PROBLEM TO WORK ON:
In the listing below, locate the lines that hold the string "社会消费品零售总额统计实施意见". Copy those lines.

[Rows from a dataset]
┏━━

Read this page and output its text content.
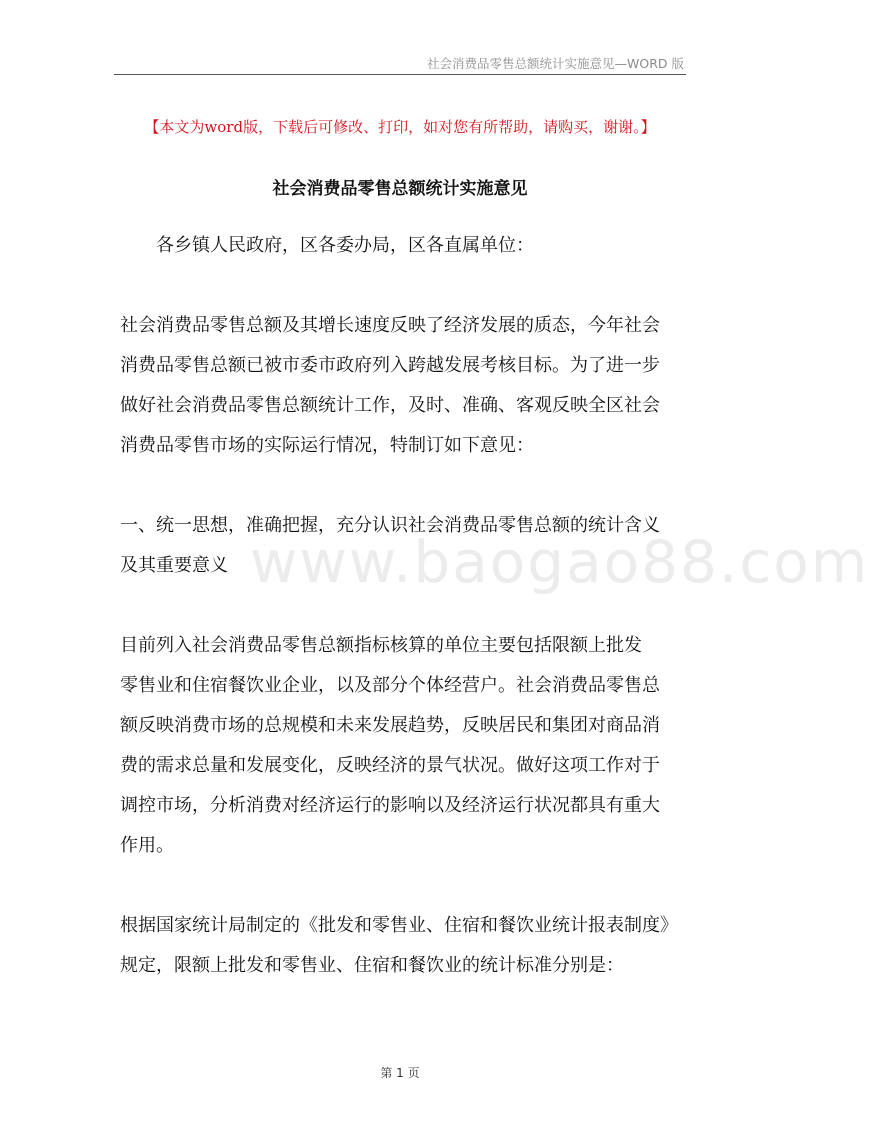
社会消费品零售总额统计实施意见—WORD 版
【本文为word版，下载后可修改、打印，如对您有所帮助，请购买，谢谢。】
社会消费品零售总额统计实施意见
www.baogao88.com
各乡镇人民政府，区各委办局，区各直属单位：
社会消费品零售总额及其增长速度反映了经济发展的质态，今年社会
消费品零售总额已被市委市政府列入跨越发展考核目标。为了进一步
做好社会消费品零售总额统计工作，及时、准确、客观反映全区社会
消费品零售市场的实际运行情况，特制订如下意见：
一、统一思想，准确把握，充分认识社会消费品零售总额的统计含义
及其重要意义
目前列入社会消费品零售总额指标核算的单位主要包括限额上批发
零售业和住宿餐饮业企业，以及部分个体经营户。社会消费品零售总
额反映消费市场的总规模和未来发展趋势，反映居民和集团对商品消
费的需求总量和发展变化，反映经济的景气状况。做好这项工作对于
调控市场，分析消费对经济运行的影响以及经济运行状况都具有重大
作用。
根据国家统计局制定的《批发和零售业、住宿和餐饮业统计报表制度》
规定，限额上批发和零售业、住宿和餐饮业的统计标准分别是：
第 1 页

┗━━

OUTPUT FOR THIS TASK:
社会消费品零售总额统计实施意见—WORD 版
社会消费品零售总额统计实施意见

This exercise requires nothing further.